§ WORK INSTRUCTIONS
Search the listing below for the string "title" and show each line that contains it.

"""

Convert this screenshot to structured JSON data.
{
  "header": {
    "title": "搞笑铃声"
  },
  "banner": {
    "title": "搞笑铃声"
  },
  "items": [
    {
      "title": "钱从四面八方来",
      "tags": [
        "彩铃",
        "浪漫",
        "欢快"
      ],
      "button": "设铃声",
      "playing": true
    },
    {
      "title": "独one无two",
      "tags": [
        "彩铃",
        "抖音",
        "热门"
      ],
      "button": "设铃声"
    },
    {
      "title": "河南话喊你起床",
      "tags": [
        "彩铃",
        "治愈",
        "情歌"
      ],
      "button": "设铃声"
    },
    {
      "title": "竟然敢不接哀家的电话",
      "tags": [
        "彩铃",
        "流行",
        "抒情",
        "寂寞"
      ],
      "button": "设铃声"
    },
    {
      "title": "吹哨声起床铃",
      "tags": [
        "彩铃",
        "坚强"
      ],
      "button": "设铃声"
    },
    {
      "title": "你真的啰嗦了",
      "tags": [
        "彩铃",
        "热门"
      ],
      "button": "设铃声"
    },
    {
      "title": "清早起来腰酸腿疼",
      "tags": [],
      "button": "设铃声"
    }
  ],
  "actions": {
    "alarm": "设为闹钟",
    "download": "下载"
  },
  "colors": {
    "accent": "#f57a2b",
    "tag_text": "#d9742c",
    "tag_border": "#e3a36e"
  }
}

"""

§ ANSWER TO THIS TASK
    "title": "搞笑铃声"
    "title": "搞笑铃声"
      "title": "钱从四面八方来",
      "title": "独one无two",
      "title": "河南话喊你起床",
      "title": "竟然敢不接哀家的电话",
      "title": "吹哨声起床铃",
      "title": "你真的啰嗦了",
      "title": "清早起来腰酸腿疼",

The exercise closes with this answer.